● **The request**
Can you pull out each line of the data below that includes the word "current"?

● **Records for this exercise**
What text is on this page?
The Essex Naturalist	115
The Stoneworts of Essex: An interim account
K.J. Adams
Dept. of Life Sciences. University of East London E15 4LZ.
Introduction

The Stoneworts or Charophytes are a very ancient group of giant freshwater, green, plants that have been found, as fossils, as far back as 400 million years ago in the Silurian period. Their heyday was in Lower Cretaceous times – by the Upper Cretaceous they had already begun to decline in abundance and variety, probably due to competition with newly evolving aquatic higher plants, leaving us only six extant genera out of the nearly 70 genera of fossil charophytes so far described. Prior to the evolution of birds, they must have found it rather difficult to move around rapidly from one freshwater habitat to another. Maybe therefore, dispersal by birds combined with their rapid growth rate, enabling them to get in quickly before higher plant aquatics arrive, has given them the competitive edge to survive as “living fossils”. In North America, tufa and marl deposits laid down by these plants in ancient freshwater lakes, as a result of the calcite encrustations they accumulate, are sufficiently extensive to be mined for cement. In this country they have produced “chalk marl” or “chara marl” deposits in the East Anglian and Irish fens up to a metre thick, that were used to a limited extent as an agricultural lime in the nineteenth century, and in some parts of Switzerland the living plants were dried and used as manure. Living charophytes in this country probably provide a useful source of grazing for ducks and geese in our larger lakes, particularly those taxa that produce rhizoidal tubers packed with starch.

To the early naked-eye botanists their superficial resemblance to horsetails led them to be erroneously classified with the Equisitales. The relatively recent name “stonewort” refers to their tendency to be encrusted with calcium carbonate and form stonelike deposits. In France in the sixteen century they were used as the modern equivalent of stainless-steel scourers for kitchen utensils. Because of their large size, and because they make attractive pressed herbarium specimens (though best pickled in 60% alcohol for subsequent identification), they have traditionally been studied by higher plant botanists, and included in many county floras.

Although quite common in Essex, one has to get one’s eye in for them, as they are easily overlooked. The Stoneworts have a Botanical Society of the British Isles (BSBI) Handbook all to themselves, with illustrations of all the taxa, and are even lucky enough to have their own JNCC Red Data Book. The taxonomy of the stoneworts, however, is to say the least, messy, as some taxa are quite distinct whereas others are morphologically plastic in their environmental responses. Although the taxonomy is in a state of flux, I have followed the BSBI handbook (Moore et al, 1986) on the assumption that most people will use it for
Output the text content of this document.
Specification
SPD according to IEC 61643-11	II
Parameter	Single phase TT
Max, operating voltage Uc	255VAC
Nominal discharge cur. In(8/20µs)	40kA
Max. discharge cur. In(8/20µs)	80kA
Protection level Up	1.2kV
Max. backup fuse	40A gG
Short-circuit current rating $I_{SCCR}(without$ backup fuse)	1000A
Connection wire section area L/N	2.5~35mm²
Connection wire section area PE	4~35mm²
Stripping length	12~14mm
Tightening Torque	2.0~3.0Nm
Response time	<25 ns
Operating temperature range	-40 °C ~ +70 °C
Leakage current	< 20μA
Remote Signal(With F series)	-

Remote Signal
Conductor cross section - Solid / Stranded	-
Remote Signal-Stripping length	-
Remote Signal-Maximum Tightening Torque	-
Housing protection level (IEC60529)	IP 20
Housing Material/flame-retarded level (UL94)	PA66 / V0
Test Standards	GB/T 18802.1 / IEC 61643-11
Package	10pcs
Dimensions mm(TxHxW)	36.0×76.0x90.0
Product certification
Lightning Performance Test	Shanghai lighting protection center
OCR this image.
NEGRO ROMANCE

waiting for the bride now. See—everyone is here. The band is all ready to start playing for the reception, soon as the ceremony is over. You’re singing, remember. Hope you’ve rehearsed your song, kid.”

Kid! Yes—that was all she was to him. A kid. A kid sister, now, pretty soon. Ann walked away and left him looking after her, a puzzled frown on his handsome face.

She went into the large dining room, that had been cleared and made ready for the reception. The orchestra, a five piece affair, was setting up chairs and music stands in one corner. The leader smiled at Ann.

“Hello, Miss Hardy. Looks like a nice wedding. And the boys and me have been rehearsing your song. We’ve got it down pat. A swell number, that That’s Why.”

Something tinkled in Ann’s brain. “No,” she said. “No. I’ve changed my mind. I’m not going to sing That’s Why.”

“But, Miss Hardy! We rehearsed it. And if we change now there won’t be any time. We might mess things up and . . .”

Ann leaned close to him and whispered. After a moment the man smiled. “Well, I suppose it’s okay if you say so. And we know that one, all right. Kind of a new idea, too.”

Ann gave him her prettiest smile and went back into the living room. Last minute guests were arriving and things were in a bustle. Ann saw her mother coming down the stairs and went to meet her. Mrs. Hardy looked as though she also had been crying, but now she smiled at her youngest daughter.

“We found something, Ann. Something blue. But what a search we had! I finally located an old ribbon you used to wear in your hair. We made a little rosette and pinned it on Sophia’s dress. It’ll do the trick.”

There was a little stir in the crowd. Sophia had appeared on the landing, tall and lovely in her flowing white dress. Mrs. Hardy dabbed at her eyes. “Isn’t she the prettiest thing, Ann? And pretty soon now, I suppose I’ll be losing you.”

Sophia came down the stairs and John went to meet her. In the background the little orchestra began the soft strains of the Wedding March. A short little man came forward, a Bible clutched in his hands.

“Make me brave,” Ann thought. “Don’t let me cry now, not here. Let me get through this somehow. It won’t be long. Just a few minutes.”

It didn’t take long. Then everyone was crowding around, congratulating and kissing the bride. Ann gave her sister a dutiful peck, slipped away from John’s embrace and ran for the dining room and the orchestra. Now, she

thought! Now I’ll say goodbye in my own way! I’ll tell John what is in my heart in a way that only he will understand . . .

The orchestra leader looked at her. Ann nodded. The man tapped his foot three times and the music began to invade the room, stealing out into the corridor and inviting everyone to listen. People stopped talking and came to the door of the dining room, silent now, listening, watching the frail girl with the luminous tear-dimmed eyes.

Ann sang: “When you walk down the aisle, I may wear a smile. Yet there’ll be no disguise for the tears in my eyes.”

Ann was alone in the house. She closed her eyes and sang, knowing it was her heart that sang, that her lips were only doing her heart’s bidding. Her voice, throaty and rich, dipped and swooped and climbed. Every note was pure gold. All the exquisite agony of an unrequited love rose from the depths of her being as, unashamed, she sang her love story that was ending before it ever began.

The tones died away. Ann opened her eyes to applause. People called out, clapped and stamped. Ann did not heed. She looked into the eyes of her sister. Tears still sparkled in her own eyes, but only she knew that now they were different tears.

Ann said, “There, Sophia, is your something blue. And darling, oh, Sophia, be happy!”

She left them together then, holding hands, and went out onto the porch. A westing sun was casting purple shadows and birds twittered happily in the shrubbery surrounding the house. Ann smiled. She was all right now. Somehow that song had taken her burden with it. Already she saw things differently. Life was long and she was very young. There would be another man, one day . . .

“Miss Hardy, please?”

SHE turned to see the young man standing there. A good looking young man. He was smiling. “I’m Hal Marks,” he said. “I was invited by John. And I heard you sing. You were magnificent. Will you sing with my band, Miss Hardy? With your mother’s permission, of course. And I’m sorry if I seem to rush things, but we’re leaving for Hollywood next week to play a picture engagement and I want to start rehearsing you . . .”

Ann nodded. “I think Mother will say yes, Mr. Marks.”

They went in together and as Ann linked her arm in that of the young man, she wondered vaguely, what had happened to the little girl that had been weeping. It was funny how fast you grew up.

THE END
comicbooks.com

● **Task response**
Short-circuit current rating $I_{SCCR}(without$ backup fuse)	1000A
Leakage current	< 20μA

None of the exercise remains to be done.